▶ [PROBLEM STATEMENT] Write out the whole listing again, exactly as given.

(Extracts from a graphics dataset)
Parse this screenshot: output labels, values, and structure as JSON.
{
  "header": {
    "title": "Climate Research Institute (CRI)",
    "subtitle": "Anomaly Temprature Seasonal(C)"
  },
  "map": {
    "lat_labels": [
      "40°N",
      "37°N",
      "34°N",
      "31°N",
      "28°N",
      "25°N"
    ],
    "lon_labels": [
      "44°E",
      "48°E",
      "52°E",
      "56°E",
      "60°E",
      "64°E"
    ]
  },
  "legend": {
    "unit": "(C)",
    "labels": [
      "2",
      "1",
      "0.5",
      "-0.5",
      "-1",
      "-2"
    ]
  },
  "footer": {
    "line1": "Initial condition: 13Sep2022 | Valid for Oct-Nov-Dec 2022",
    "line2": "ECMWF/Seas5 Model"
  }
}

▶ [RESULT OF THIS EXERCISE]
Parse this screenshot: output labels, values, and structure as JSON.
{
  "header": {
    "title": "Climate Research Institute (CRI)",
    "subtitle": "Anomaly Temprature Seasonal(C)"
  },
  "map": {
    "lat_labels": [
      "40°N",
      "37°N",
      "34°N",
      "31°N",
      "28°N",
      "25°N"
    ],
    "lon_labels": [
      "44°E",
      "48°E",
      "52°E",
      "56°E",
      "60°E",
      "64°E"
    ]
  },
  "legend": {
    "unit": "(C)",
    "labels": [
      "2",
      "1",
      "0.5",
      "-0.5",
      "-1",
      "-2"
    ]
  },
  "footer": {
    "line1": "Initial condition: 13Sep2022 | Valid for Oct-Nov-Dec 2022",
    "line2": "ECMWF/Seas5 Model"
  }
}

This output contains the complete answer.